▶ **TASK GOAL**:
Exclude the pictures and reproduce the remaining data exactly as written.

-------- EXERCISE INPUTS --------

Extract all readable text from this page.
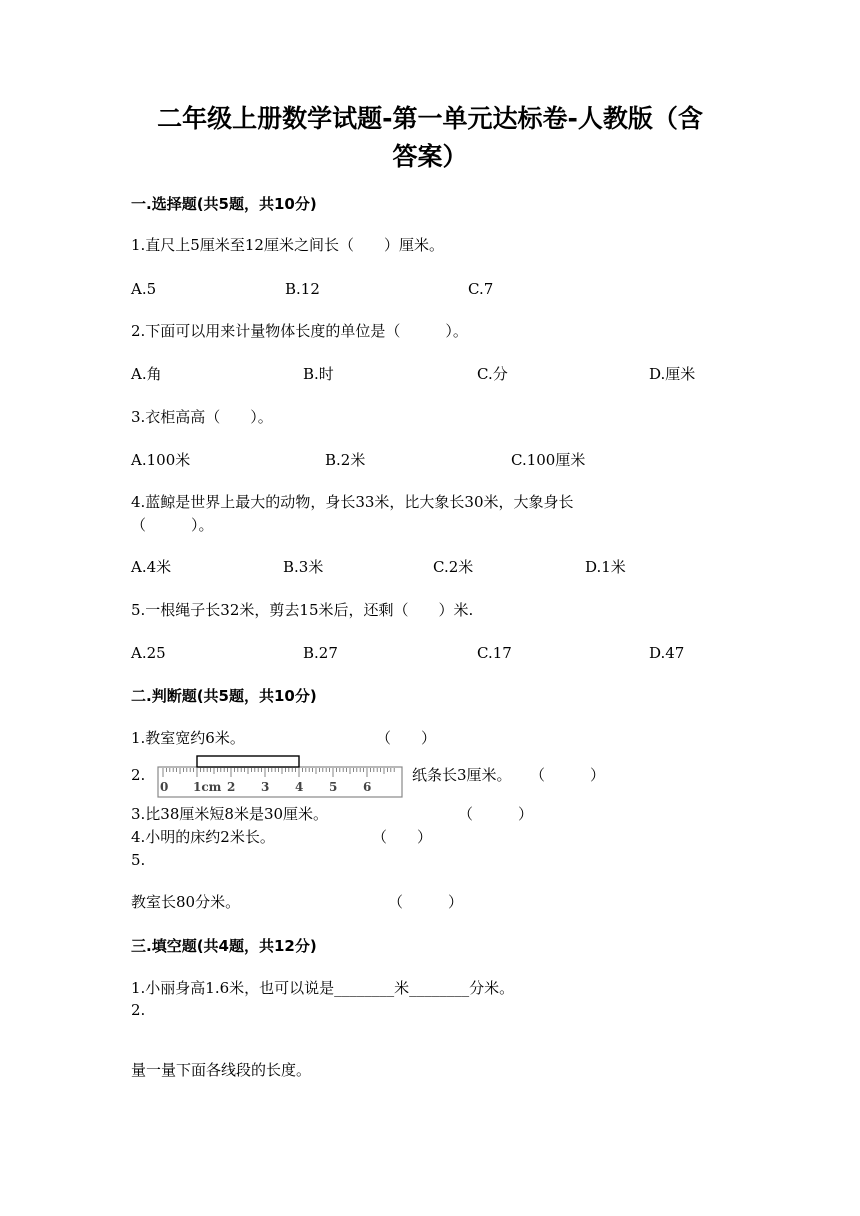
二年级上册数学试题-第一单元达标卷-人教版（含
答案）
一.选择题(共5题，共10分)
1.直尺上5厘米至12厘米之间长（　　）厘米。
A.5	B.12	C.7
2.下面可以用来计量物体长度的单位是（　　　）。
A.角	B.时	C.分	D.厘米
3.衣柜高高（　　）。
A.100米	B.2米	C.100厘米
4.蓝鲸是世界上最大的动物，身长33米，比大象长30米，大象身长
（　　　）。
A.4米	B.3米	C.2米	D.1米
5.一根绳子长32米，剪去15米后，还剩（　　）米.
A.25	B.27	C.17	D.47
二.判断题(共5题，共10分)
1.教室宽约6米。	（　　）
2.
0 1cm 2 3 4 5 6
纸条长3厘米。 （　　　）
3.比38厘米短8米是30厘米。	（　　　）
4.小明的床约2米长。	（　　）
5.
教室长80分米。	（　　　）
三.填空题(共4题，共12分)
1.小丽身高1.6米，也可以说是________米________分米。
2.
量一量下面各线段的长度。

--------

▶ **CORRECT ANSWER**:
Extract all readable text from this page.
二年级上册数学试题-第一单元达标卷-人教版（含
答案）
一.选择题(共5题，共10分)
1.直尺上5厘米至12厘米之间长（　　）厘米。
A.5	B.12	C.7
2.下面可以用来计量物体长度的单位是（　　　）。
A.角	B.时	C.分	D.厘米
3.衣柜高高（　　）。
A.100米	B.2米	C.100厘米
4.蓝鲸是世界上最大的动物，身长33米，比大象长30米，大象身长
（　　　）。
A.4米	B.3米	C.2米	D.1米
5.一根绳子长32米，剪去15米后，还剩（　　）米.
A.25	B.27	C.17	D.47
二.判断题(共5题，共10分)
1.教室宽约6米。	（　　）
2.
0 1cm 2 3 4 5 6
纸条长3厘米。 （　　　）
3.比38厘米短8米是30厘米。	（　　　）
4.小明的床约2米长。	（　　）
5.
教室长80分米。	（　　　）
三.填空题(共4题，共12分)
1.小丽身高1.6米，也可以说是________米________分米。
2.
量一量下面各线段的长度。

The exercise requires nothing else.